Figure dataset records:
━━━━

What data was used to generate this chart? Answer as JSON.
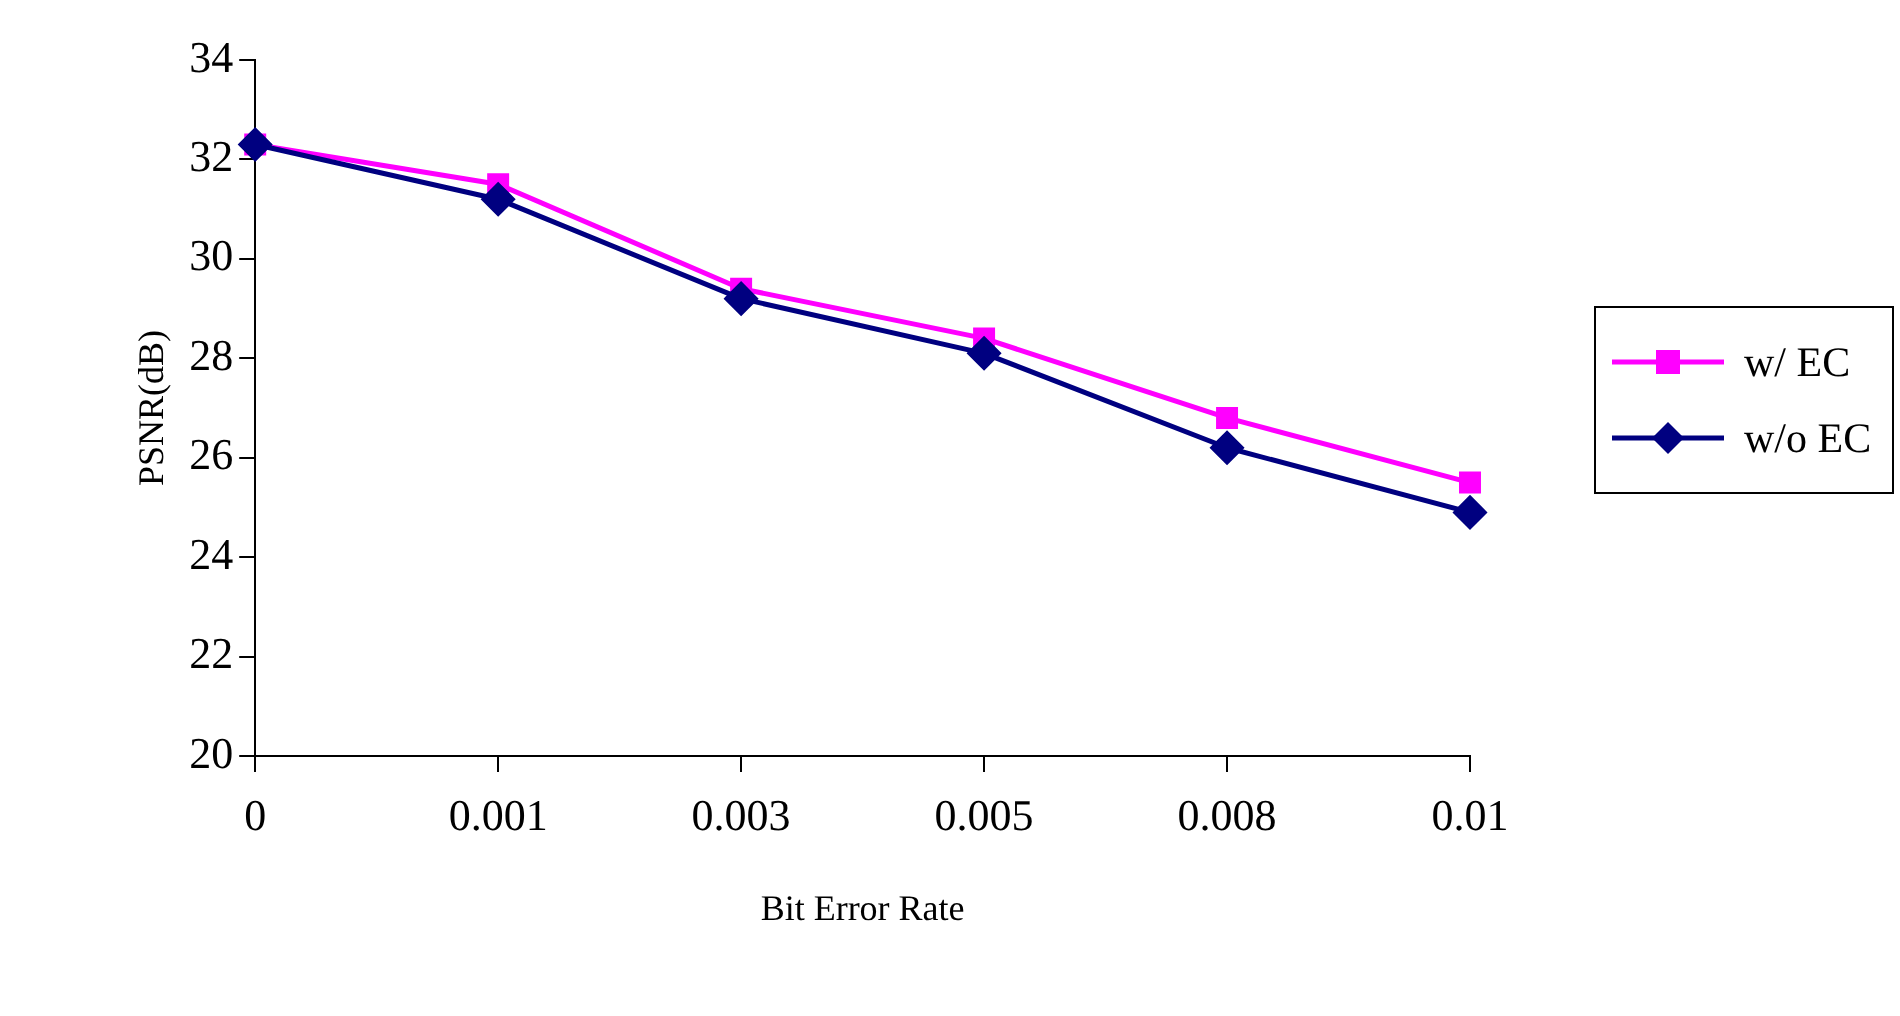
{
  "chart_data": {
    "type": "line",
    "xlabel": "Bit Error Rate",
    "ylabel": "PSNR(dB)",
    "categories": [
      "0",
      "0.001",
      "0.003",
      "0.005",
      "0.008",
      "0.01"
    ],
    "series": [
      {
        "name": "w/ EC",
        "color": "#ff00ff",
        "marker": "square",
        "values": [
          32.3,
          31.5,
          29.4,
          28.4,
          26.8,
          25.5
        ]
      },
      {
        "name": "w/o EC",
        "color": "#000080",
        "marker": "diamond",
        "values": [
          32.3,
          31.2,
          29.2,
          28.1,
          26.2,
          24.9
        ]
      }
    ],
    "ylim": [
      20,
      34
    ],
    "yticks": [
      20,
      22,
      24,
      26,
      28,
      30,
      32,
      34
    ],
    "grid": false,
    "legend": "right",
    "line_style": "solid"
  }
}
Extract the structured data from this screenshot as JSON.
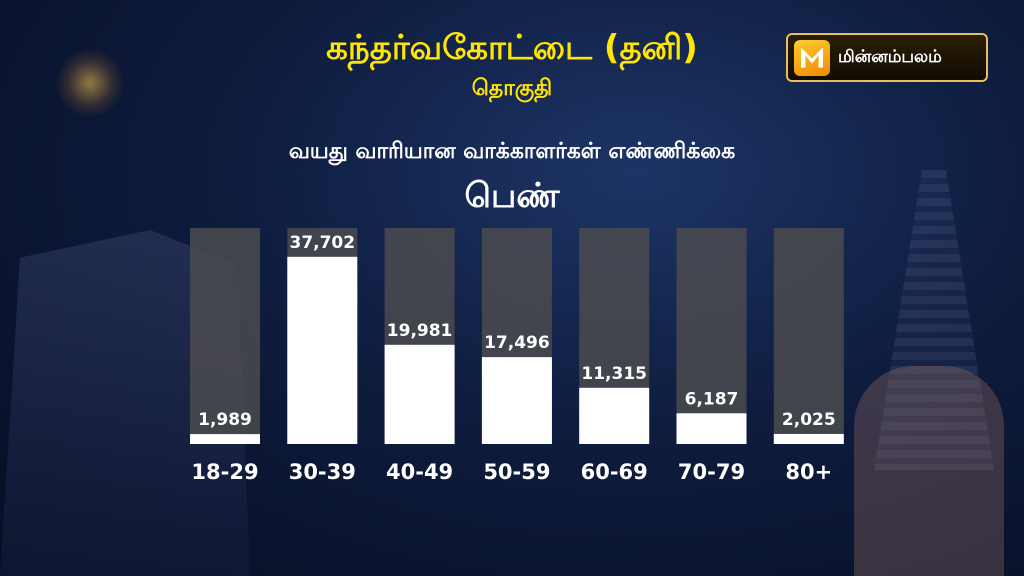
{
  "header": {
    "title": "கந்தர்வகோட்டை (தனி)",
    "subtitle": "தொகுதி"
  },
  "logo": {
    "text": "மின்னம்பலம்",
    "icon": "m-logo-icon"
  },
  "colors": {
    "title": "#ffe600",
    "bar_fill": "#ffffff",
    "bar_track": "#4b4b4f"
  },
  "chart_data": {
    "type": "bar",
    "title": "வயது வாரியான வாக்காளர்கள் எண்ணிக்கை",
    "subtitle": "பெண்",
    "categories": [
      "18-29",
      "30-39",
      "40-49",
      "50-59",
      "60-69",
      "70-79",
      "80+"
    ],
    "values": [
      1989,
      37702,
      19981,
      17496,
      11315,
      6187,
      2025
    ],
    "value_labels": [
      "1,989",
      "37,702",
      "19,981",
      "17,496",
      "11,315",
      "6,187",
      "2,025"
    ],
    "xlabel": "",
    "ylabel": "",
    "ylim": [
      0,
      43500
    ],
    "grid": false,
    "legend": "none"
  }
}
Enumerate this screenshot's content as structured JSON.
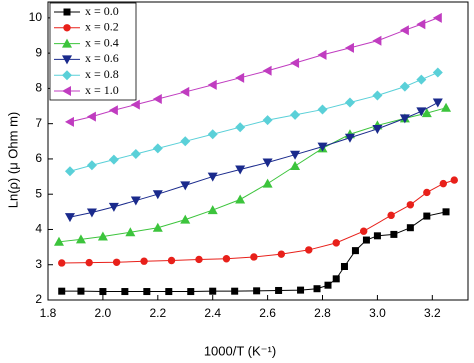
{
  "chart_data": {
    "type": "line",
    "xlabel": "1000/T (K⁻¹)",
    "ylabel": "Ln(ρ) (μ Ohm m)",
    "xlim": [
      1.8,
      3.33
    ],
    "ylim": [
      2,
      10.45
    ],
    "xticks": [
      1.8,
      {
        "value": 2,
        "label": "2.0"
      },
      2.2,
      2.4,
      2.6,
      2.8,
      {
        "value": 3,
        "label": "3.0"
      },
      3.2
    ],
    "yticks": [
      2,
      3,
      4,
      5,
      6,
      7,
      8,
      9,
      10
    ],
    "legend": "upper left",
    "series": [
      {
        "name": "x = 0.0",
        "color": "#000000",
        "marker": "square",
        "x": [
          1.85,
          1.92,
          2.0,
          2.08,
          2.16,
          2.24,
          2.32,
          2.4,
          2.48,
          2.56,
          2.64,
          2.72,
          2.78,
          2.82,
          2.85,
          2.88,
          2.92,
          2.96,
          3.0,
          3.06,
          3.12,
          3.18,
          3.25
        ],
        "values": [
          2.25,
          2.25,
          2.24,
          2.24,
          2.24,
          2.24,
          2.24,
          2.25,
          2.25,
          2.26,
          2.27,
          2.28,
          2.32,
          2.42,
          2.6,
          2.95,
          3.4,
          3.7,
          3.82,
          3.86,
          4.05,
          4.38,
          4.5
        ]
      },
      {
        "name": "x = 0.2",
        "color": "#e8201a",
        "marker": "circle",
        "x": [
          1.85,
          1.95,
          2.05,
          2.15,
          2.25,
          2.35,
          2.45,
          2.55,
          2.65,
          2.75,
          2.85,
          2.95,
          3.05,
          3.12,
          3.18,
          3.24,
          3.28
        ],
        "values": [
          3.05,
          3.06,
          3.07,
          3.1,
          3.12,
          3.15,
          3.17,
          3.22,
          3.3,
          3.42,
          3.62,
          3.95,
          4.4,
          4.7,
          5.05,
          5.3,
          5.4
        ]
      },
      {
        "name": "x = 0.4",
        "color": "#3cc43c",
        "marker": "triangle-up",
        "x": [
          1.84,
          1.92,
          2.0,
          2.1,
          2.2,
          2.3,
          2.4,
          2.5,
          2.6,
          2.7,
          2.8,
          2.9,
          3.0,
          3.1,
          3.18,
          3.25
        ],
        "values": [
          3.65,
          3.72,
          3.8,
          3.92,
          4.05,
          4.28,
          4.55,
          4.85,
          5.3,
          5.8,
          6.3,
          6.7,
          6.95,
          7.15,
          7.3,
          7.45
        ]
      },
      {
        "name": "x = 0.6",
        "color": "#1a2a8c",
        "marker": "triangle-down",
        "x": [
          1.88,
          1.96,
          2.04,
          2.12,
          2.2,
          2.3,
          2.4,
          2.5,
          2.6,
          2.7,
          2.8,
          2.9,
          3.0,
          3.1,
          3.16,
          3.22
        ],
        "values": [
          4.35,
          4.48,
          4.64,
          4.82,
          5.0,
          5.25,
          5.5,
          5.7,
          5.9,
          6.12,
          6.35,
          6.6,
          6.85,
          7.15,
          7.35,
          7.6
        ]
      },
      {
        "name": "x = 0.8",
        "color": "#5ad0d8",
        "marker": "diamond",
        "x": [
          1.88,
          1.96,
          2.04,
          2.12,
          2.2,
          2.3,
          2.4,
          2.5,
          2.6,
          2.7,
          2.8,
          2.9,
          3.0,
          3.1,
          3.16,
          3.22
        ],
        "values": [
          5.65,
          5.82,
          5.98,
          6.14,
          6.3,
          6.5,
          6.7,
          6.9,
          7.1,
          7.25,
          7.4,
          7.6,
          7.8,
          8.05,
          8.25,
          8.45
        ]
      },
      {
        "name": "x = 1.0",
        "color": "#c03cc0",
        "marker": "triangle-left",
        "x": [
          1.88,
          1.96,
          2.04,
          2.12,
          2.2,
          2.3,
          2.4,
          2.5,
          2.6,
          2.7,
          2.8,
          2.9,
          3.0,
          3.1,
          3.16,
          3.22
        ],
        "values": [
          7.05,
          7.2,
          7.38,
          7.54,
          7.7,
          7.9,
          8.1,
          8.3,
          8.5,
          8.72,
          8.95,
          9.15,
          9.35,
          9.65,
          9.82,
          10.0
        ]
      }
    ]
  }
}
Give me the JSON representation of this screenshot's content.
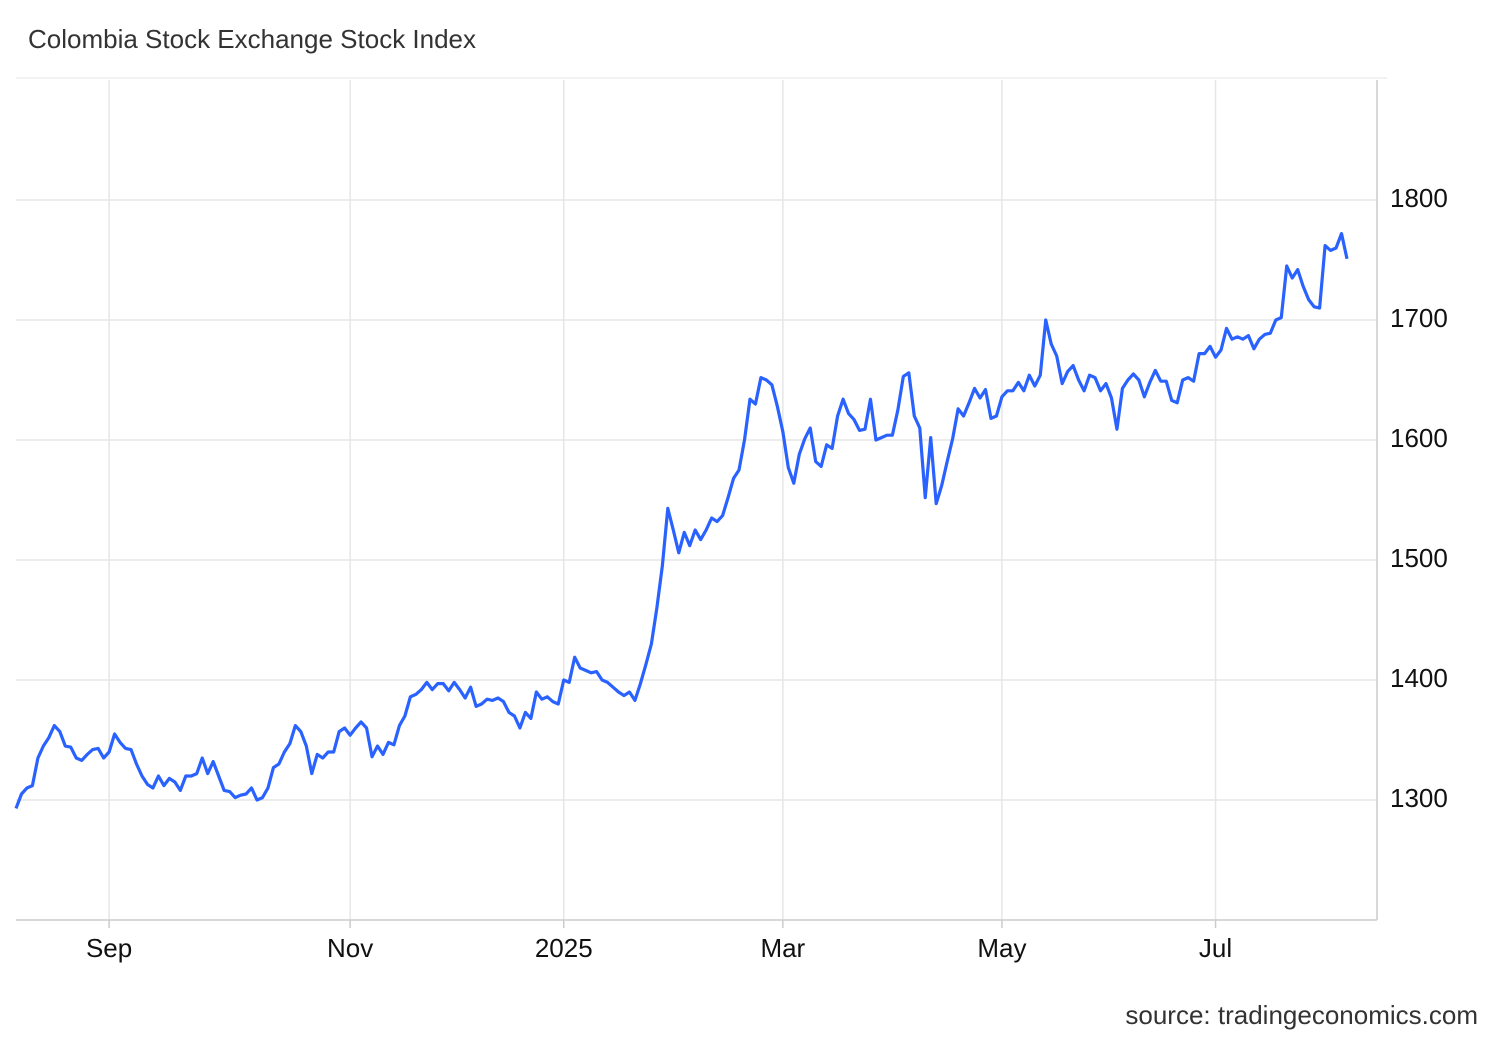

━━━━

→ Exercise directions
List all lines from the entries that include the word "xlabel".

→ Written solution
    "xlabel": "Bit Error Rate",
    "xlabel": "",
    "xlabel": "1000/T (K⁻¹)",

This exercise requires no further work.